* _Your task_: Count the lines in the data below that contain the string "extend", treating uppercase and lowercase as different. Reply with the number alone.

* _Given data_:
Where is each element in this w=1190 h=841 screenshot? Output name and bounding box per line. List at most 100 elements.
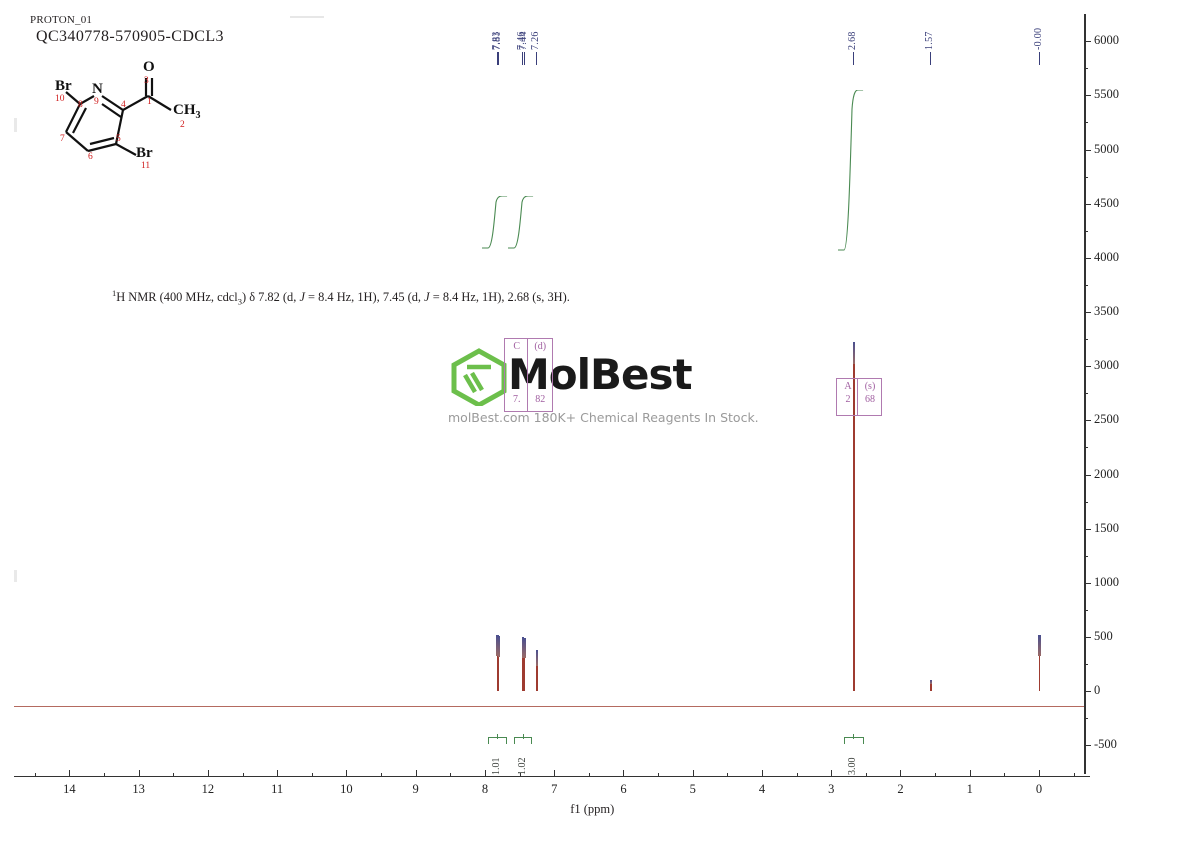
ring-number-1: 1: [147, 97, 152, 107]
multiplet-shift-int: 2: [845, 394, 851, 405]
x-axis-tick: [277, 770, 279, 776]
x-axis-tick: [900, 770, 902, 776]
x-axis-label: 3: [828, 782, 835, 796]
peak-label-tick: [1038, 52, 1040, 65]
x-axis-label: 10: [340, 782, 353, 796]
y-axis-tick: [1084, 474, 1091, 476]
integral-curve-7-82: [481, 196, 507, 249]
x-axis-tick: [831, 770, 833, 776]
atom-label-br-10: Br: [55, 78, 72, 94]
y-axis-tick: [1084, 257, 1091, 259]
multiplet-annotation-box[interactable]: A (s) 2 68: [836, 378, 882, 416]
x-axis-label: 1: [966, 782, 973, 796]
y-axis-label: 3000: [1094, 358, 1119, 373]
integration-bar-cap: [863, 737, 865, 744]
atom-number-9: 9: [94, 97, 99, 107]
ring-number-8: 8: [78, 100, 83, 110]
peak-label-tick: [498, 52, 500, 65]
multiplet-shift-dec: 68: [865, 394, 875, 405]
peak-tip-marker: [1038, 634, 1041, 657]
integral-curve-7-45: [508, 196, 534, 249]
y-axis-minor-tick: [1084, 718, 1088, 720]
y-axis-label: 3500: [1094, 304, 1119, 319]
spectrum-peak: [853, 342, 855, 692]
x-axis-minor-tick: [242, 773, 244, 776]
ring-number-5: 5: [116, 134, 121, 144]
x-axis-tick: [554, 770, 556, 776]
spectrum-peak: [930, 679, 932, 692]
x-axis-tick: [69, 770, 71, 776]
peak-shift-label: -0.00: [1032, 27, 1044, 50]
x-axis-label: 2: [897, 782, 904, 796]
y-axis-tick: [1084, 312, 1091, 314]
multiplet-annotation-box[interactable]: C (d) 7. 82: [504, 338, 553, 412]
integration-bar-cap: [505, 737, 507, 744]
spectrum-peak: [1038, 634, 1041, 692]
y-axis-minor-tick: [1084, 393, 1088, 395]
y-axis-label: 2500: [1094, 412, 1119, 427]
peak-shift-label: 7.81: [492, 31, 504, 50]
y-axis-tick: [1084, 528, 1091, 530]
integration-bar-cap: [843, 737, 845, 744]
y-axis-minor-tick: [1084, 176, 1088, 178]
peak-label-tick: [522, 52, 524, 65]
atom-label-br-11: Br: [136, 145, 153, 161]
integral-curve-2-68: [837, 90, 863, 251]
x-axis-minor-tick: [727, 773, 729, 776]
x-axis-label: 4: [758, 782, 766, 796]
y-axis-minor-tick: [1084, 555, 1088, 557]
multiplet-type: (s): [864, 381, 876, 392]
y-axis-label: 6000: [1094, 33, 1119, 48]
y-axis-tick: [1084, 95, 1091, 97]
x-axis-tick: [138, 770, 140, 776]
y-axis-label: 5500: [1094, 87, 1119, 102]
peak-label-tick: [853, 52, 855, 65]
y-axis-minor-tick: [1084, 609, 1088, 611]
multiplet-type: (d): [534, 341, 547, 352]
y-axis-label: 1000: [1094, 574, 1119, 589]
atom-label-n-9: N: [92, 81, 103, 97]
y-axis-label: 2000: [1094, 466, 1119, 481]
x-axis-label: 9: [412, 782, 419, 796]
scan-artifact-top: [290, 16, 324, 18]
y-axis-tick: [1084, 745, 1091, 747]
y-axis-minor-tick: [1084, 501, 1088, 503]
x-axis-minor-tick: [104, 773, 106, 776]
y-axis-tick: [1084, 149, 1091, 151]
peak-label-tick: [930, 52, 932, 65]
x-axis-tick: [1038, 770, 1040, 776]
y-axis-tick: [1084, 41, 1091, 43]
x-axis-title: f1 (ppm): [570, 802, 615, 816]
x-axis-tick: [761, 770, 763, 776]
integration-center-tick: [853, 734, 855, 739]
multiplet-shift-dec: 82: [535, 394, 546, 405]
x-axis-minor-tick: [1073, 773, 1075, 776]
ring-number-6: 6: [88, 152, 93, 162]
y-axis-tick: [1084, 366, 1091, 368]
x-axis-tick: [346, 770, 348, 776]
multiplet-box-divider: [527, 339, 528, 411]
x-axis-label: 13: [132, 782, 145, 796]
atom-number-10: 10: [55, 94, 65, 104]
y-axis-minor-tick: [1084, 339, 1088, 341]
spectrum-peak: [496, 634, 499, 692]
y-axis-label: 4500: [1094, 195, 1119, 210]
peak-shift-label: 7.26: [530, 31, 542, 50]
integration-center-tick: [497, 734, 499, 739]
x-axis-minor-tick: [381, 773, 383, 776]
spectrum-peak: [536, 650, 538, 692]
atom-label-o-3: O: [143, 59, 155, 75]
y-axis-label: -500: [1094, 737, 1117, 752]
scan-artifact-left: [14, 118, 17, 132]
x-axis: [14, 776, 1090, 777]
y-axis-minor-tick: [1084, 447, 1088, 449]
multiplet-id: C: [513, 341, 521, 352]
y-axis-label: 5000: [1094, 141, 1119, 156]
x-axis-minor-tick: [865, 773, 867, 776]
x-axis-label: 11: [271, 782, 284, 796]
y-axis-tick: [1084, 420, 1091, 422]
x-axis-minor-tick: [34, 773, 36, 776]
x-axis-minor-tick: [311, 773, 313, 776]
scan-artifact-left-2: [14, 570, 17, 582]
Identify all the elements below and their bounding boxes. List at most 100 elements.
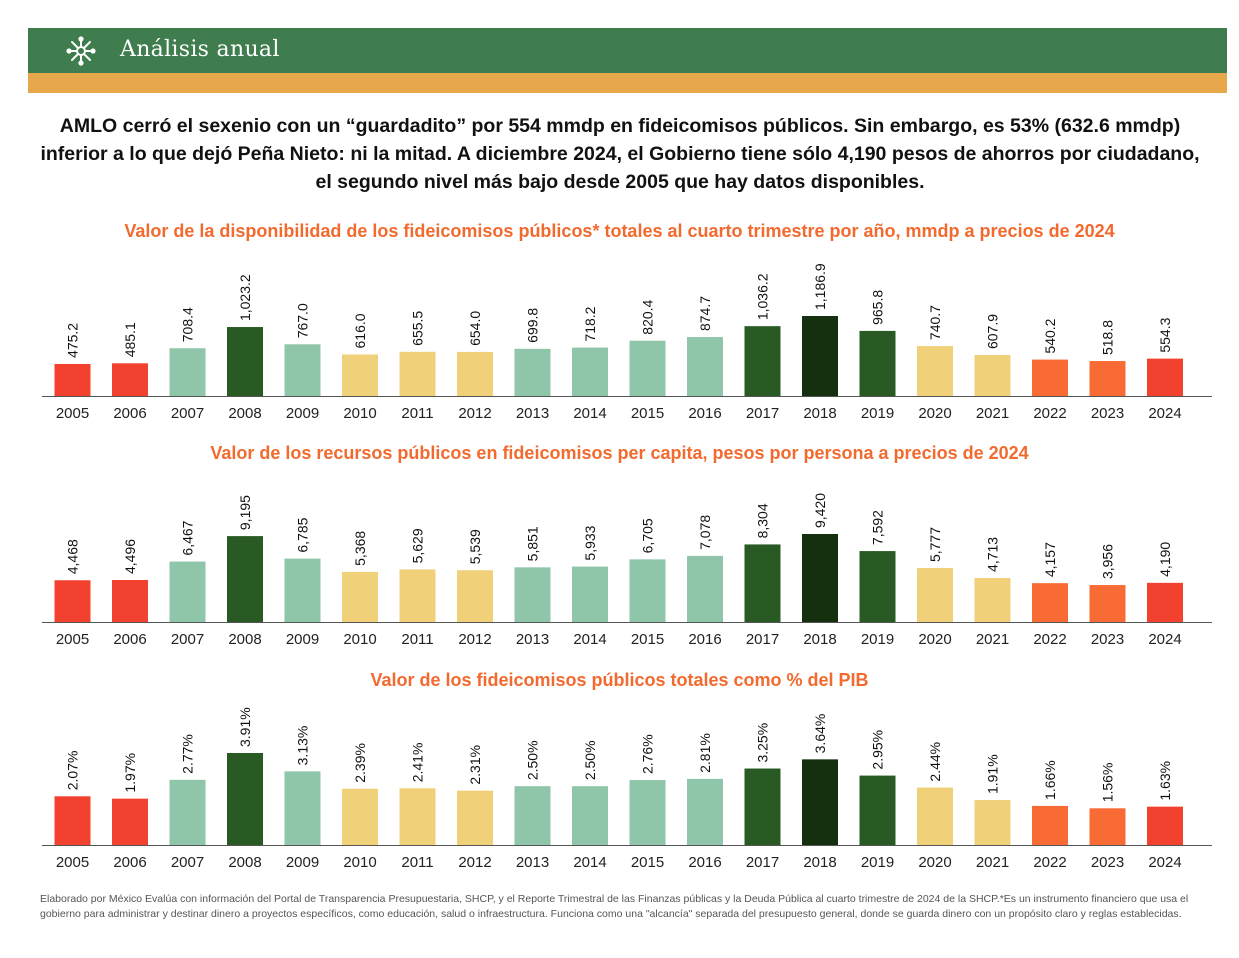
chart-2-title: Valor de los recursos públicos en fideic…: [210, 443, 1029, 463]
bar-2019: [859, 330, 896, 396]
x-tick-label-2022: 2022: [1033, 405, 1066, 422]
bar-2020: [917, 787, 953, 845]
value-label-2007: 708.4: [180, 307, 196, 342]
x-tick-label-2024: 2024: [1148, 854, 1181, 871]
headline: AMLO cerró el sexenio con un “guardadito…: [40, 115, 1200, 193]
value-label-2014: 2.50%: [582, 740, 598, 780]
bar-2009: [284, 771, 321, 845]
x-tick-label-2015: 2015: [631, 405, 664, 422]
value-label-2008: 9,195: [237, 495, 253, 530]
bar-2018: [802, 534, 838, 622]
x-tick-label-2012: 2012: [458, 631, 491, 648]
value-label-2018: 9,420: [812, 493, 828, 528]
bar-2017: [744, 768, 781, 845]
x-tick-label-2019: 2019: [861, 854, 894, 871]
value-label-2021: 607.9: [985, 314, 1001, 349]
bar-2007: [169, 779, 206, 845]
value-label-2007: 6,467: [180, 520, 196, 555]
x-tick-label-2020: 2020: [918, 854, 951, 871]
x-tick-label-2023: 2023: [1091, 405, 1124, 422]
bar-2023: [1089, 361, 1126, 396]
bar-2005: [54, 580, 91, 622]
value-label-2009: 6,785: [295, 517, 311, 552]
ornament-star-icon: [66, 36, 96, 66]
value-label-2020: 2.44%: [927, 742, 943, 782]
value-label-2010: 2.39%: [352, 743, 368, 783]
x-tick-label-2020: 2020: [918, 631, 951, 648]
bar-2008: [227, 753, 263, 845]
value-label-2017: 3.25%: [755, 723, 771, 763]
x-tick-label-2020: 2020: [918, 405, 951, 422]
bar-2011: [399, 351, 436, 396]
bar-2008: [227, 536, 263, 622]
x-tick-label-2014: 2014: [573, 854, 606, 871]
bar-2011: [399, 788, 436, 845]
value-label-2019: 965.8: [870, 290, 886, 325]
value-label-2005: 2.07%: [65, 751, 81, 791]
x-tick-label-2018: 2018: [803, 854, 836, 871]
x-tick-label-2015: 2015: [631, 631, 664, 648]
header-bar: Análisis anual: [28, 28, 1227, 73]
value-label-2006: 4,496: [122, 539, 138, 574]
value-label-2008: 3.91%: [237, 707, 253, 747]
x-tick-label-2013: 2013: [516, 405, 549, 422]
bar-2008: [227, 327, 263, 396]
x-tick-label-2016: 2016: [688, 854, 721, 871]
value-label-2013: 5,851: [525, 526, 541, 561]
x-tick-label-2006: 2006: [113, 405, 146, 422]
value-label-2015: 820.4: [640, 299, 656, 334]
x-tick-label-2023: 2023: [1091, 631, 1124, 648]
x-tick-label-2021: 2021: [976, 631, 1009, 648]
value-label-2024: 4,190: [1157, 542, 1173, 577]
value-label-2022: 4,157: [1042, 542, 1058, 577]
value-label-2005: 4,468: [65, 539, 81, 574]
value-label-2023: 3,956: [1100, 544, 1116, 579]
bar-2018: [802, 759, 838, 845]
value-label-2007: 2.77%: [180, 734, 196, 774]
x-tick-label-2011: 2011: [401, 631, 433, 648]
x-tick-label-2005: 2005: [56, 405, 89, 422]
value-label-2014: 718.2: [582, 306, 598, 341]
x-tick-label-2016: 2016: [688, 405, 721, 422]
bar-2006: [112, 363, 148, 396]
x-tick-label-2009: 2009: [286, 405, 319, 422]
value-label-2021: 4,713: [985, 537, 1001, 572]
value-label-2013: 699.8: [525, 308, 541, 343]
value-label-2015: 6,705: [640, 518, 656, 553]
value-label-2005: 475.2: [65, 323, 81, 358]
value-label-2014: 5,933: [582, 525, 598, 560]
value-label-2018: 3.64%: [812, 714, 828, 754]
x-tick-label-2007: 2007: [171, 631, 204, 648]
bar-2017: [744, 544, 781, 622]
x-tick-label-2011: 2011: [401, 405, 433, 422]
bar-2014: [572, 566, 608, 622]
chart-per-capita: 4,468 2005 4,496 2006 6,467 2007 9,195 2008 6,78…: [42, 493, 1212, 648]
value-label-2018: 1,186.9: [812, 263, 828, 310]
chart-fideicomisos-mmdp: 475.2 2005 485.1 2006 708.4 2007 1,023.2 2008 76…: [42, 263, 1212, 422]
value-label-2023: 1.56%: [1100, 763, 1116, 803]
bar-2019: [859, 551, 896, 622]
bar-2024: [1147, 582, 1183, 622]
value-label-2011: 5,629: [410, 528, 426, 563]
bar-2015: [629, 340, 666, 396]
value-label-2016: 874.7: [697, 296, 713, 331]
x-tick-label-2018: 2018: [803, 405, 836, 422]
bar-2013: [514, 348, 551, 396]
value-label-2006: 485.1: [122, 322, 138, 357]
bar-2021: [974, 355, 1011, 396]
bar-2006: [112, 798, 148, 845]
value-label-2013: 2.50%: [525, 740, 541, 780]
value-label-2019: 7,592: [870, 510, 886, 545]
x-tick-label-2023: 2023: [1091, 854, 1124, 871]
x-tick-label-2006: 2006: [113, 631, 146, 648]
value-label-2010: 5,368: [352, 531, 368, 566]
value-label-2017: 1,036.2: [755, 273, 771, 320]
value-label-2006: 1.97%: [122, 753, 138, 793]
x-tick-label-2005: 2005: [56, 854, 89, 871]
bar-2012: [457, 570, 493, 622]
bar-2016: [687, 337, 723, 396]
bar-2013: [514, 786, 551, 845]
value-label-2021: 1.91%: [985, 754, 1001, 794]
bar-2016: [687, 555, 723, 622]
x-tick-label-2007: 2007: [171, 405, 204, 422]
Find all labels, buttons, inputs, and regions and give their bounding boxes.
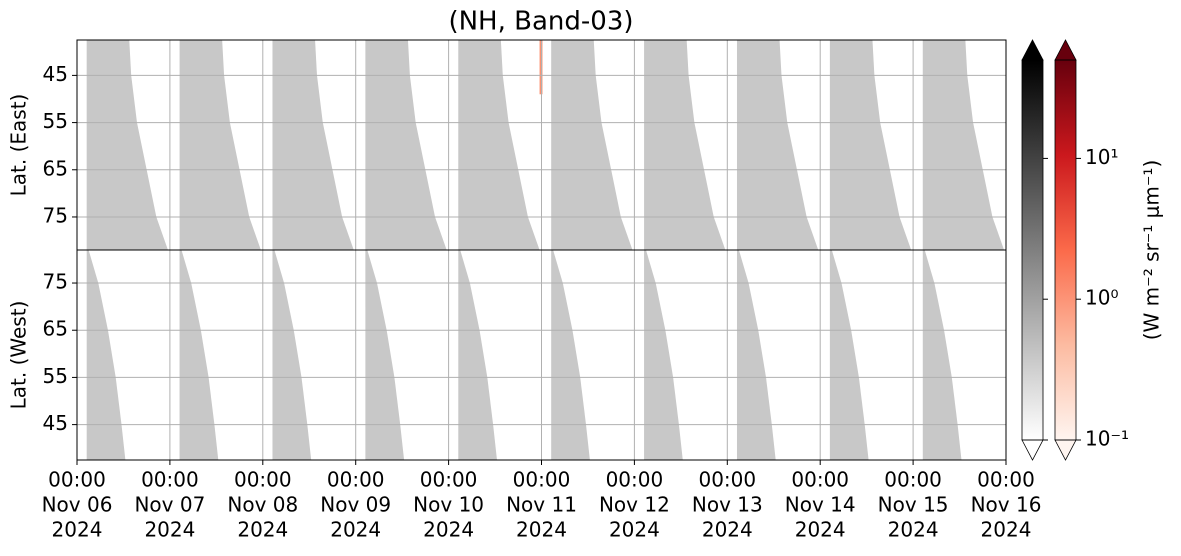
colorbar-tick-label: 10⁻¹	[1085, 427, 1129, 451]
y-axis-label: Lat. (East)	[7, 94, 31, 197]
swath	[458, 250, 497, 460]
x-tick-label: Nov 11	[506, 493, 577, 517]
x-tick-label: 00:00	[606, 468, 664, 492]
x-tick-label: 2024	[888, 518, 939, 542]
x-tick-label: Nov 13	[692, 493, 763, 517]
x-tick-label: 2024	[330, 518, 381, 542]
y-tick-label: 65	[43, 156, 68, 180]
x-tick-label: 00:00	[141, 468, 199, 492]
swath	[179, 40, 261, 250]
x-tick-label: 00:00	[48, 468, 106, 492]
swath	[272, 250, 312, 460]
swath	[644, 40, 726, 250]
x-tick-label: 00:00	[884, 468, 942, 492]
x-tick-label: 00:00	[513, 468, 571, 492]
y-tick-label: 65	[43, 317, 68, 341]
x-tick-label: Nov 16	[971, 493, 1042, 517]
x-tick-label: Nov 10	[413, 493, 484, 517]
chart-title: (NH, Band-03)	[448, 7, 633, 37]
swath	[272, 40, 354, 250]
x-tick-label: 2024	[423, 518, 474, 542]
x-tick-label: Nov 07	[134, 493, 205, 517]
panel	[86, 40, 1005, 250]
swath	[86, 250, 126, 460]
swath	[179, 250, 219, 460]
y-tick-label: 45	[43, 411, 68, 435]
swath	[736, 40, 819, 250]
x-tick-label: 2024	[52, 518, 103, 542]
swath	[86, 40, 168, 250]
colorbar-tick-label: 10¹	[1085, 145, 1118, 169]
panel	[86, 250, 962, 460]
x-tick-label: Nov 08	[227, 493, 298, 517]
swath	[644, 250, 683, 460]
x-tick-label: Nov 09	[320, 493, 391, 517]
x-tick-label: Nov 12	[599, 493, 670, 517]
swath	[922, 250, 962, 460]
x-tick-label: 2024	[237, 518, 288, 542]
x-tick-label: 00:00	[327, 468, 385, 492]
x-tick-label: 00:00	[420, 468, 478, 492]
y-axis-label: Lat. (West)	[7, 301, 31, 410]
colorbar	[1055, 60, 1076, 440]
colorbar-tick-label: 10⁰	[1085, 286, 1118, 310]
x-tick-label: 2024	[795, 518, 846, 542]
colorbar-extend	[1054, 439, 1077, 461]
swath	[829, 250, 869, 460]
x-tick-label: 00:00	[698, 468, 756, 492]
y-tick-label: 55	[43, 364, 68, 388]
x-tick-label: Nov 15	[878, 493, 949, 517]
colorbar-extend	[1021, 39, 1044, 61]
swath	[551, 250, 590, 460]
x-tick-label: 00:00	[791, 468, 849, 492]
swath	[736, 250, 776, 460]
swath	[922, 40, 1005, 250]
y-tick-label: 75	[43, 203, 68, 227]
x-tick-label: 2024	[516, 518, 567, 542]
colorbar-frame	[1021, 59, 1044, 441]
x-tick-label: 00:00	[234, 468, 292, 492]
swath	[365, 250, 405, 460]
x-tick-label: 2024	[144, 518, 195, 542]
x-tick-label: 2024	[702, 518, 753, 542]
x-tick-label: 00:00	[977, 468, 1035, 492]
swath	[458, 40, 540, 250]
colorbar	[1022, 60, 1043, 440]
x-tick-label: 2024	[609, 518, 660, 542]
colorbar-frame	[1054, 59, 1077, 441]
swath	[551, 40, 633, 250]
x-tick-label: Nov 06	[42, 493, 113, 517]
y-tick-label: 55	[43, 109, 68, 133]
y-tick-label: 45	[43, 62, 68, 86]
swath	[829, 40, 912, 250]
colorbar-label: (W m⁻² sr⁻¹ μm⁻¹)	[1140, 160, 1164, 341]
x-tick-label: Nov 14	[785, 493, 856, 517]
colorbar-extend	[1021, 439, 1044, 461]
colorbar-extend	[1054, 39, 1077, 61]
x-tick-label: 2024	[981, 518, 1032, 542]
swath	[365, 40, 447, 250]
y-tick-label: 75	[43, 270, 68, 294]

* _Task solution_: 4